## [Data extract]
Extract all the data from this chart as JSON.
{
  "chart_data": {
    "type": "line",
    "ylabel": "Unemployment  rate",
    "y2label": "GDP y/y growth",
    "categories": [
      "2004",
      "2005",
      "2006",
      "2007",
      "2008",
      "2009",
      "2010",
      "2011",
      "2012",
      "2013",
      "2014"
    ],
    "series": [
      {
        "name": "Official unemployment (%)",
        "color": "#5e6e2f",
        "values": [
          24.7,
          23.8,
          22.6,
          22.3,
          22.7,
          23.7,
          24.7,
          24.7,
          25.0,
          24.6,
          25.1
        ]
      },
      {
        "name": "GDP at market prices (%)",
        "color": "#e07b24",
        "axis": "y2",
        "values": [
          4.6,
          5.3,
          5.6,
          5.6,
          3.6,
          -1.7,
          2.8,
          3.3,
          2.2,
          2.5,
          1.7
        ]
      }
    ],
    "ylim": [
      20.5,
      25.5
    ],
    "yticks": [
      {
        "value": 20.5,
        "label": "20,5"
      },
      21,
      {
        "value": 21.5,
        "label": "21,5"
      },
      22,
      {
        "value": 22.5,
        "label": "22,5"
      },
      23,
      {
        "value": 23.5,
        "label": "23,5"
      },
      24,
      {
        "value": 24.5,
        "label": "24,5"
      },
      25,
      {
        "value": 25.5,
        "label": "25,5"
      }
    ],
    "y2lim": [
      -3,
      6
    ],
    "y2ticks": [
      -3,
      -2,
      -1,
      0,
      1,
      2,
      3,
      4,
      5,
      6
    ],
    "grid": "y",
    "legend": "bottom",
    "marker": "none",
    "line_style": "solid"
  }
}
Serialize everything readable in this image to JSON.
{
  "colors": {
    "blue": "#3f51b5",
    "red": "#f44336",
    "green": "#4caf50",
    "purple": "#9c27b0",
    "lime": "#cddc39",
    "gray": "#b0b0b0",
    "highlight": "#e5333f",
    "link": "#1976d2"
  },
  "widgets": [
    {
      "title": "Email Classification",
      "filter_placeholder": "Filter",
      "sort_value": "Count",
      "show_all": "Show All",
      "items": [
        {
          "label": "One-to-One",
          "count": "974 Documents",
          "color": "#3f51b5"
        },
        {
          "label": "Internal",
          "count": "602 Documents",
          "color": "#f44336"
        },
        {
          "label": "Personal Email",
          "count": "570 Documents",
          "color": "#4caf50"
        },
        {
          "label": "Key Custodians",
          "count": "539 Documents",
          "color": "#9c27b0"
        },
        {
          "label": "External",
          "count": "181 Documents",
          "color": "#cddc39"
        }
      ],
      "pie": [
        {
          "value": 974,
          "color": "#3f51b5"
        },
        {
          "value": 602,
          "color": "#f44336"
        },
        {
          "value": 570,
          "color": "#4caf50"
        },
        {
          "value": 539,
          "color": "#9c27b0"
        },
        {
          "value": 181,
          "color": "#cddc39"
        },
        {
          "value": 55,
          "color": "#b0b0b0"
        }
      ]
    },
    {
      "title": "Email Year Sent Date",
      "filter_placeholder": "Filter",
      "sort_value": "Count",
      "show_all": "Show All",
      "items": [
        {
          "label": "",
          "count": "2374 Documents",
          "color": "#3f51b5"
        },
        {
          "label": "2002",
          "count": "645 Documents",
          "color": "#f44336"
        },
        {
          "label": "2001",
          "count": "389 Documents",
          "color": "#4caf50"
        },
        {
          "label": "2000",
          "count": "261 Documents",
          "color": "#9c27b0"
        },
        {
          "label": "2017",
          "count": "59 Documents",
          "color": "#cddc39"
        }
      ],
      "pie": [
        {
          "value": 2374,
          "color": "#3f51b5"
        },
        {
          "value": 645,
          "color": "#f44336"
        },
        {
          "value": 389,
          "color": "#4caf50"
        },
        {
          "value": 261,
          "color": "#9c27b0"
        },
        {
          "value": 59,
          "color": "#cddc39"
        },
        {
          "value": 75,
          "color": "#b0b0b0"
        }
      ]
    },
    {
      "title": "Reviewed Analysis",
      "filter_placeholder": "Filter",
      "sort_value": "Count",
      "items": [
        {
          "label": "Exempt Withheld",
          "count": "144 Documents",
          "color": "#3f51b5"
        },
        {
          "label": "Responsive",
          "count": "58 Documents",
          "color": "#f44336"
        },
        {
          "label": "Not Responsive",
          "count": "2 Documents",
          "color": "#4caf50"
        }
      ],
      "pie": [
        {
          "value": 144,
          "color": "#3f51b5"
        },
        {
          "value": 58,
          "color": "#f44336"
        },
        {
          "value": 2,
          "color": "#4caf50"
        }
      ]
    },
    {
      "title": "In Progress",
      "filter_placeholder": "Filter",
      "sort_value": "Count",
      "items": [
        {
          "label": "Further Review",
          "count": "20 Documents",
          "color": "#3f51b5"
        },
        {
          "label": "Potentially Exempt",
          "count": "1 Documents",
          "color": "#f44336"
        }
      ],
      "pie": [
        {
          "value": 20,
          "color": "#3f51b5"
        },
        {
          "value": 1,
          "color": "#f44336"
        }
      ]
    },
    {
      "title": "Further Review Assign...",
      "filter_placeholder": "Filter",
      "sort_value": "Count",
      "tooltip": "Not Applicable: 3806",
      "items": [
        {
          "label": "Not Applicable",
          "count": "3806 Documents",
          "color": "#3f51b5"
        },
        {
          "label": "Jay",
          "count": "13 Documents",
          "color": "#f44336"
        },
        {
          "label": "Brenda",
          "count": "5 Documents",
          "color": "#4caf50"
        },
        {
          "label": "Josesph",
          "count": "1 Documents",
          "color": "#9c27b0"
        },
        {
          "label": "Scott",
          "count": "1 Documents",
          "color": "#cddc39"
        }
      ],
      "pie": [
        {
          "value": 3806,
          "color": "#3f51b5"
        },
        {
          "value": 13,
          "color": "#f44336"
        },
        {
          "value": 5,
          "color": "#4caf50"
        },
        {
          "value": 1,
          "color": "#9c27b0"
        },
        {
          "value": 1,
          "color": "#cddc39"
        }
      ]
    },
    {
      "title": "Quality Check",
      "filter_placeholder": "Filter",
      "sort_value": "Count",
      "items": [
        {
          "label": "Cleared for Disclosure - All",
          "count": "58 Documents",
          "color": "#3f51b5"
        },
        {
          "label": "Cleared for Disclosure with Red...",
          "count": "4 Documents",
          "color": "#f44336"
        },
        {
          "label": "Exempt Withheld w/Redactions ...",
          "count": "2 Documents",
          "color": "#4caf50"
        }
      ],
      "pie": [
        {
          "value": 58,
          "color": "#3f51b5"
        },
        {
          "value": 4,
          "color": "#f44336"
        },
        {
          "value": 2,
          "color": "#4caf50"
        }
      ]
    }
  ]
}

## [Task goal]
Read the entries and pick out all lines that include the word "Email".

## [Correct response]
      "title": "Email Classification",
          "label": "Personal Email",
      "title": "Email Year Sent Date",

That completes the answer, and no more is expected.